## [Task]
Copy out each line below that has the word "Suggestion" in it.

## [Data records]

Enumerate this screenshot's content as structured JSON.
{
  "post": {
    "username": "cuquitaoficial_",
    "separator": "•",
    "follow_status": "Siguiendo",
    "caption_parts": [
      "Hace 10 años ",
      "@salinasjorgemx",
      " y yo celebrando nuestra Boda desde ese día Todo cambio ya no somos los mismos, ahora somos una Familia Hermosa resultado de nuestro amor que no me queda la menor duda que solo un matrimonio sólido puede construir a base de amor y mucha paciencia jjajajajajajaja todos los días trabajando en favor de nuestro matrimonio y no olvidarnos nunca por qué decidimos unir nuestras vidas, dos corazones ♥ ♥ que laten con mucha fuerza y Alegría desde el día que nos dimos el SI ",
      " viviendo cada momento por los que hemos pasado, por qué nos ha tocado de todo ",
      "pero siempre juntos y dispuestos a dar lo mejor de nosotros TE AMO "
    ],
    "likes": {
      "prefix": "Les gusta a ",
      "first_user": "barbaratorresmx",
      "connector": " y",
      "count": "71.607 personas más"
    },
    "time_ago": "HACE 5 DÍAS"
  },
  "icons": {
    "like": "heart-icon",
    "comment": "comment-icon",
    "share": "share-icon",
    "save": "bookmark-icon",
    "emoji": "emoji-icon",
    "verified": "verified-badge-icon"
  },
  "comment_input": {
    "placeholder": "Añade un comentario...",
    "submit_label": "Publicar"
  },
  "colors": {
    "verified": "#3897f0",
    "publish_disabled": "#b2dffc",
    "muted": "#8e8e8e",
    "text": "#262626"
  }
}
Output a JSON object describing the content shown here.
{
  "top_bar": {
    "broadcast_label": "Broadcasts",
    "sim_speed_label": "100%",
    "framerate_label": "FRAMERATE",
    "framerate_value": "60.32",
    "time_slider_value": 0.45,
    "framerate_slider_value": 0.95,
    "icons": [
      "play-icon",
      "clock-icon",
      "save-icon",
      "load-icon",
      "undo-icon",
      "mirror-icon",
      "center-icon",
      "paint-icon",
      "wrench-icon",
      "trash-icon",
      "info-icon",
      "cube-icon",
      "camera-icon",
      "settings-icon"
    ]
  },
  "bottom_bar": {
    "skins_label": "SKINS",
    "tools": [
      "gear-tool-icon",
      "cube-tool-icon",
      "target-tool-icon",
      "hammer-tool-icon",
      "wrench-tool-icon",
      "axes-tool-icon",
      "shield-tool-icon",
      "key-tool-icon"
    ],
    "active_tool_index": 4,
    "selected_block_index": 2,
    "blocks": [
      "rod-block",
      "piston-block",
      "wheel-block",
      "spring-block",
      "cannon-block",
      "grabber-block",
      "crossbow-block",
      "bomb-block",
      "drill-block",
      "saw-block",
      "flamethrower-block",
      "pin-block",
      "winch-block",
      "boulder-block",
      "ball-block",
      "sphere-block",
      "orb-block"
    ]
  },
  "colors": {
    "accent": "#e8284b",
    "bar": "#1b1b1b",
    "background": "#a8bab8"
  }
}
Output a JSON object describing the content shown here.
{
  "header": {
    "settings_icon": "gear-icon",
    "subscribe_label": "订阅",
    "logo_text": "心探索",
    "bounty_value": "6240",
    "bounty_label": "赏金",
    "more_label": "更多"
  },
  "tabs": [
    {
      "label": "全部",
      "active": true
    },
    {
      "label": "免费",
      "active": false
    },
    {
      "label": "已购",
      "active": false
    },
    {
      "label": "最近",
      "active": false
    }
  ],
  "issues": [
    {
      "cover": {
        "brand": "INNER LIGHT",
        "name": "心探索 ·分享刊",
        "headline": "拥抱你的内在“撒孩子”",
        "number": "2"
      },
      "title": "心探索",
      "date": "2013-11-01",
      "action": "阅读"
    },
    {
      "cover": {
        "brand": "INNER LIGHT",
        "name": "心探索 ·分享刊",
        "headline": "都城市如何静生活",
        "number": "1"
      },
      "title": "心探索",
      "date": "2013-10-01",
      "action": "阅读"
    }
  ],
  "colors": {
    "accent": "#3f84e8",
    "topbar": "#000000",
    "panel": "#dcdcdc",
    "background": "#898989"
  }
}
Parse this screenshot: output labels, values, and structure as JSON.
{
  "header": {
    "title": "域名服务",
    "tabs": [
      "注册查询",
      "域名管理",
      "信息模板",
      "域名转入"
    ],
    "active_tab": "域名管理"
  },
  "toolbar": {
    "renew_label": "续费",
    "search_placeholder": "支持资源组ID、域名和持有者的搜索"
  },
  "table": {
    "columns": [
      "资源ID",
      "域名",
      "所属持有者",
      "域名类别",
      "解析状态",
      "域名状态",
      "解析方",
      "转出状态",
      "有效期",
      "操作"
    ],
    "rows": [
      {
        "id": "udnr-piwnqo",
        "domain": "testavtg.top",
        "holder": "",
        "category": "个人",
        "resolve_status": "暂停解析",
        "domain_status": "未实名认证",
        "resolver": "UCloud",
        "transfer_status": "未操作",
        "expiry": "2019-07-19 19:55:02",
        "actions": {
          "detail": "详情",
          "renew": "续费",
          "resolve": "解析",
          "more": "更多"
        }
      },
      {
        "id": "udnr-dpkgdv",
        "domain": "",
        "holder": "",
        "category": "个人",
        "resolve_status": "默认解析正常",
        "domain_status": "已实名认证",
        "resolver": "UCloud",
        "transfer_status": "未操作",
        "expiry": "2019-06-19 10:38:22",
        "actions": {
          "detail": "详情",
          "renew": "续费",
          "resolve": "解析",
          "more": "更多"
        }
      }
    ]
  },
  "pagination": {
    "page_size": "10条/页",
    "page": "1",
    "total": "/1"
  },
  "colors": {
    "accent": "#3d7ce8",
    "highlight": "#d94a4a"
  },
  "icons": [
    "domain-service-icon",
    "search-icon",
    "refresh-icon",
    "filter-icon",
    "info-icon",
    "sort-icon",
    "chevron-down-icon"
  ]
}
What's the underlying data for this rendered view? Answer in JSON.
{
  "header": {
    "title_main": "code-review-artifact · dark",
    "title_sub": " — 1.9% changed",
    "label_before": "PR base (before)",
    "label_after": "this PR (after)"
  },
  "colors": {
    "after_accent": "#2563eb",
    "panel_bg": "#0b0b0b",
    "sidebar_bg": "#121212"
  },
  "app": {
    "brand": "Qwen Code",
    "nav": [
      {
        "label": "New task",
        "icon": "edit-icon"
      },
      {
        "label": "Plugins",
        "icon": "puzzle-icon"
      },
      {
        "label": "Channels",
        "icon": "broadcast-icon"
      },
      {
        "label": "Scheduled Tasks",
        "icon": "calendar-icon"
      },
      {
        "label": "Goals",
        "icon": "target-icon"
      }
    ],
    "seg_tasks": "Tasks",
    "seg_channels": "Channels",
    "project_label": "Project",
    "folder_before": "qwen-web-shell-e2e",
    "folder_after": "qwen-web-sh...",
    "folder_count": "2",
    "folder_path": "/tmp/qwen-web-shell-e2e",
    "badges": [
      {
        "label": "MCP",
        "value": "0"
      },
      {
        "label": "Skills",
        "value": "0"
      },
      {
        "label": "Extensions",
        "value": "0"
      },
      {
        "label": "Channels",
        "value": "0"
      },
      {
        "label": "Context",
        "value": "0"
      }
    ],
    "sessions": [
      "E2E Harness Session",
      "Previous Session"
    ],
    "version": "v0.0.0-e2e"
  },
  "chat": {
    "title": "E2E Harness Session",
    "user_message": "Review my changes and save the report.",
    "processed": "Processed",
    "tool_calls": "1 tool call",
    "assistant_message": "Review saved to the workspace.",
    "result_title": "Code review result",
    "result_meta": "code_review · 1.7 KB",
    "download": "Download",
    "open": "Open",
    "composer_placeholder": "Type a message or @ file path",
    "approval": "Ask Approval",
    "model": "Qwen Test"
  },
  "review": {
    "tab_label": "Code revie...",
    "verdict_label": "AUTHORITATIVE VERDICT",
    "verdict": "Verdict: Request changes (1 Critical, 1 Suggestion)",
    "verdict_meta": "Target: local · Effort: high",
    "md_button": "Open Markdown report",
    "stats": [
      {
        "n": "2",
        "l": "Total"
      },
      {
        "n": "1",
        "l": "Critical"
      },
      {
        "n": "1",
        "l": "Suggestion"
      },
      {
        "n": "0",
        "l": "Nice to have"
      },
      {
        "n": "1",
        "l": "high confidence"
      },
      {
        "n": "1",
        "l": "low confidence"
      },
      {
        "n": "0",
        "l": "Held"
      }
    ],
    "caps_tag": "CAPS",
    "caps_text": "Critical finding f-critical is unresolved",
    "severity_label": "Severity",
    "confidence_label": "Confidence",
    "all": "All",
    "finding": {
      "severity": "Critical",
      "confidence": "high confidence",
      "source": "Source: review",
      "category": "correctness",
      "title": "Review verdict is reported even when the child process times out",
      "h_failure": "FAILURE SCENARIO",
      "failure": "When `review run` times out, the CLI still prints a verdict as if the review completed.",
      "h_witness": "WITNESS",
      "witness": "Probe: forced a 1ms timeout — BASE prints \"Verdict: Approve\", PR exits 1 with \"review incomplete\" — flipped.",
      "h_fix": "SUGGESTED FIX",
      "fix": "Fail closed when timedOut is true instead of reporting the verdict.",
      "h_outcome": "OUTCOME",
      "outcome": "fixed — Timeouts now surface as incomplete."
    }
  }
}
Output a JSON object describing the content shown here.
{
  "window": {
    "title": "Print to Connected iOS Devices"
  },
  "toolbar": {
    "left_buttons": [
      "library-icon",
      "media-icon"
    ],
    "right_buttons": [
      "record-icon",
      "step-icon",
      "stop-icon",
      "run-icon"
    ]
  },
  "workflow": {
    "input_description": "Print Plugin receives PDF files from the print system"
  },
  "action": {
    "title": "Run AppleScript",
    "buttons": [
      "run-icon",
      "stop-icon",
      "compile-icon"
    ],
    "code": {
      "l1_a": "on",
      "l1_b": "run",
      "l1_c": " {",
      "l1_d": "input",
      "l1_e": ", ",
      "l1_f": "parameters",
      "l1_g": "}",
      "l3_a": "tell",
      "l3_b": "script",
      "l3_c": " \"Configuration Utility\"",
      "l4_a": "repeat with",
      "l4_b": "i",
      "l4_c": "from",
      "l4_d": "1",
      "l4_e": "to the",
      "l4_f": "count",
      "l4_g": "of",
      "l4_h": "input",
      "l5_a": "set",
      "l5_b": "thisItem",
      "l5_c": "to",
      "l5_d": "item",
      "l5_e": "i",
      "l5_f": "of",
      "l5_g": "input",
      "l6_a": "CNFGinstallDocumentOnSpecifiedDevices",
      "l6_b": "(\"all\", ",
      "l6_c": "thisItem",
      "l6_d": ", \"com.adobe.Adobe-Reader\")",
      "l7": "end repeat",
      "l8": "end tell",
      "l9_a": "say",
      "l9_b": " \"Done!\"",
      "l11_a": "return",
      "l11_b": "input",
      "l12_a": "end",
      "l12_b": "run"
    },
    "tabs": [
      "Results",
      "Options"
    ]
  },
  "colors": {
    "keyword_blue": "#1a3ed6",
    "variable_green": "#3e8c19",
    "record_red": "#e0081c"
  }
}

## [Solution for this task]
    "verdict": "Verdict: Request changes (1 Critical, 1 Suggestion)",
        "l": "Suggestion"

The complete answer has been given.